= Instruction =
Copy every line of the listing that holds the string "JSON".

# Start of Records supplied

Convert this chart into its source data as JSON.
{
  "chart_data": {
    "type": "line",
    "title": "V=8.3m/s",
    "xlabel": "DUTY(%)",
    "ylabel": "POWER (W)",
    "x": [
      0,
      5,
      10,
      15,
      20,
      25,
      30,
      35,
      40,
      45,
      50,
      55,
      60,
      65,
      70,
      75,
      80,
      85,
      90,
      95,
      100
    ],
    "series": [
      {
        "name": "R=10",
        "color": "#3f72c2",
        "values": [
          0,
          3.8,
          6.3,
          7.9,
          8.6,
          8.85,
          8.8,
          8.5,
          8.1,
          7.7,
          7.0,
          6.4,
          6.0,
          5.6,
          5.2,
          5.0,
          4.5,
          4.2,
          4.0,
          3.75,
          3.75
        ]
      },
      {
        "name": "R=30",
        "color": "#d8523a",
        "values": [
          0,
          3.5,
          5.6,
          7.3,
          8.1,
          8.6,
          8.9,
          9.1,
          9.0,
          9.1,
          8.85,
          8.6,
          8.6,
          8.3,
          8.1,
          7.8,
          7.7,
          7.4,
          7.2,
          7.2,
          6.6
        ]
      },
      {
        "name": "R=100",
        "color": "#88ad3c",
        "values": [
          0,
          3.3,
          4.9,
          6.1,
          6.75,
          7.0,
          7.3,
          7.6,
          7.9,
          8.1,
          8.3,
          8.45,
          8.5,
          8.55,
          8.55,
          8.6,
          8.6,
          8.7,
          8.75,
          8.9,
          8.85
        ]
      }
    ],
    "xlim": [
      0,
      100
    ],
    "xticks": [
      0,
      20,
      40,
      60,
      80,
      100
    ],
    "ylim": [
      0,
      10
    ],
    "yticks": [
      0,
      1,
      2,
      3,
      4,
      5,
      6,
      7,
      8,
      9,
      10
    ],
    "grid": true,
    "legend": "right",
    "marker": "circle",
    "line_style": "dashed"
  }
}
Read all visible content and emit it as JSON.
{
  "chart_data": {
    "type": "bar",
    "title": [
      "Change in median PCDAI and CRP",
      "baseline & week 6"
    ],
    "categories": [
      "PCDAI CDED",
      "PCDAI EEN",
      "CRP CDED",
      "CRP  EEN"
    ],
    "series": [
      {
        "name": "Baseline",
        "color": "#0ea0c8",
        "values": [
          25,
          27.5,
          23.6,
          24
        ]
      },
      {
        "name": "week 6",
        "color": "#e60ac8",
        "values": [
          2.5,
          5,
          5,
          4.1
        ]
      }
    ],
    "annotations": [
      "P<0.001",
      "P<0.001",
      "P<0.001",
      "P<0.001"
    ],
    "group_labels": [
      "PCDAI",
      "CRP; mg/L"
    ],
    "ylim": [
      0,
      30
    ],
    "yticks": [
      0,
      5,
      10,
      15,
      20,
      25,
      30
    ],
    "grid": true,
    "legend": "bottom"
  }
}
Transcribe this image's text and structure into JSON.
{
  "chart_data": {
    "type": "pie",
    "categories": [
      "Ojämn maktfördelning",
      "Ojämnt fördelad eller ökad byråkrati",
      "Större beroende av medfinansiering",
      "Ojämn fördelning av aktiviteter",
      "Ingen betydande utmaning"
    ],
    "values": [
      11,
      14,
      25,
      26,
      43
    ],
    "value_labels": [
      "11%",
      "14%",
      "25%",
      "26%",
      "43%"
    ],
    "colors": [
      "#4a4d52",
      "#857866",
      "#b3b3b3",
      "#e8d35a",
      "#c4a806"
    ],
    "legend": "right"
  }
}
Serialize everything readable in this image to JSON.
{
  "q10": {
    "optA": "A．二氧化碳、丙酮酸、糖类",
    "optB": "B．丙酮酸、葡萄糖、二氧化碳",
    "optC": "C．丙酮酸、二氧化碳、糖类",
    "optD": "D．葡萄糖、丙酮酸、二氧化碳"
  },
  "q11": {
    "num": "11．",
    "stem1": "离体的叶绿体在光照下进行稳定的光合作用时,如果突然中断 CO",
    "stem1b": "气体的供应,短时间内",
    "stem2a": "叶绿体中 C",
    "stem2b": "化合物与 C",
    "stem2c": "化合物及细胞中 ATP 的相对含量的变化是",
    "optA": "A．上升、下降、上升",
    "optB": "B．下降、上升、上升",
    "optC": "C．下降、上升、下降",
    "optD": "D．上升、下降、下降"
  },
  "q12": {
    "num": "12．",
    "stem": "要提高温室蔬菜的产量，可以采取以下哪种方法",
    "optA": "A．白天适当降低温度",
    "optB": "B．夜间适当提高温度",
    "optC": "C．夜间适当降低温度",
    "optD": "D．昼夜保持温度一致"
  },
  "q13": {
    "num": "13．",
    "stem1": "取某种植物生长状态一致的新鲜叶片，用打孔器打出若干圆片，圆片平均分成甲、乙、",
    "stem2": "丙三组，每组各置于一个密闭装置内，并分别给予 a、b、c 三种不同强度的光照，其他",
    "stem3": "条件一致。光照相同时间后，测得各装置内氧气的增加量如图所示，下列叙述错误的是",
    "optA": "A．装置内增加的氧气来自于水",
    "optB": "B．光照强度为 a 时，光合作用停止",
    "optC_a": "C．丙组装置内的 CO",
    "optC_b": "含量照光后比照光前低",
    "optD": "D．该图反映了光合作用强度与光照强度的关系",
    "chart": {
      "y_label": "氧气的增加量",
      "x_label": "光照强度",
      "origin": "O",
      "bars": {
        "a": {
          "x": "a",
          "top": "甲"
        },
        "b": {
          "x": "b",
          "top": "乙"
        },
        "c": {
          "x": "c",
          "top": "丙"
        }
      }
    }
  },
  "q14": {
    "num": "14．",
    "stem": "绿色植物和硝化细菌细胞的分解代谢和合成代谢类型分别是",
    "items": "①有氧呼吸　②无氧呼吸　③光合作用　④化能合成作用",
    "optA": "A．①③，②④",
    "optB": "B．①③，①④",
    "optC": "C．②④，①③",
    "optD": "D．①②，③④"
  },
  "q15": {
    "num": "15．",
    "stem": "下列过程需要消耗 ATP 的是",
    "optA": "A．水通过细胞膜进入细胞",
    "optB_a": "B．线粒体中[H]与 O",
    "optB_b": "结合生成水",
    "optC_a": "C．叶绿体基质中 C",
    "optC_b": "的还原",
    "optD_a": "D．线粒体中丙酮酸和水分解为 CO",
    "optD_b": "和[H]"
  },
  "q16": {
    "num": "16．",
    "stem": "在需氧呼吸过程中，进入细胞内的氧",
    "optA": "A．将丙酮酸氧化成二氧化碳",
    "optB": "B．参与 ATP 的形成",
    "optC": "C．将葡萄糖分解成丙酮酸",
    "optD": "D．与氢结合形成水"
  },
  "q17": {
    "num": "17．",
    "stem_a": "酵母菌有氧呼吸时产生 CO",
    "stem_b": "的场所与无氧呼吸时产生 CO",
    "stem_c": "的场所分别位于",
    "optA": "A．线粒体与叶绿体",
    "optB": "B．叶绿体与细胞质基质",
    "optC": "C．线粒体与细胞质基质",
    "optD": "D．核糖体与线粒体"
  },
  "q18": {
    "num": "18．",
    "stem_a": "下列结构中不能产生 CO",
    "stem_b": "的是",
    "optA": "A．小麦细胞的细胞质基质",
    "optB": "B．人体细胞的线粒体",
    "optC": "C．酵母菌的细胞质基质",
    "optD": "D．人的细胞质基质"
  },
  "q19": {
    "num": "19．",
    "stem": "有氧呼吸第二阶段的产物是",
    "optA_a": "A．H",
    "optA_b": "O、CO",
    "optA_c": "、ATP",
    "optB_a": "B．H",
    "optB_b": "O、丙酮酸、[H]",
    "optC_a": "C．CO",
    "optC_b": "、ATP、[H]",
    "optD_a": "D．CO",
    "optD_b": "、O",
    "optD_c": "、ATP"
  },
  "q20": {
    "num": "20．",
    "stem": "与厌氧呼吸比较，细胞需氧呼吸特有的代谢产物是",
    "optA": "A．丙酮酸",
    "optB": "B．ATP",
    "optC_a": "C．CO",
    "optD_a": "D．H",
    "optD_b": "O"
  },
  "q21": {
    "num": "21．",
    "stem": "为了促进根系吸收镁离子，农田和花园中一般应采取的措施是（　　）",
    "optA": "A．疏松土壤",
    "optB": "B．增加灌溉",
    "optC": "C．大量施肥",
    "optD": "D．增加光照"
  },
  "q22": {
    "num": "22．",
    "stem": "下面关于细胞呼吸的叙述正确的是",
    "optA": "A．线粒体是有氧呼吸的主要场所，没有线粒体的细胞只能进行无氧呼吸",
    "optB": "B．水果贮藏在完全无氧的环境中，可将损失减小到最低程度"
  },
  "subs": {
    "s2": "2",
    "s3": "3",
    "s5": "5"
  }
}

# End of Records supplied

= Exercise output =
Convert this chart into its source data as JSON.
Read all visible content and emit it as JSON.
Transcribe this image's text and structure into JSON.
Serialize everything readable in this image to JSON.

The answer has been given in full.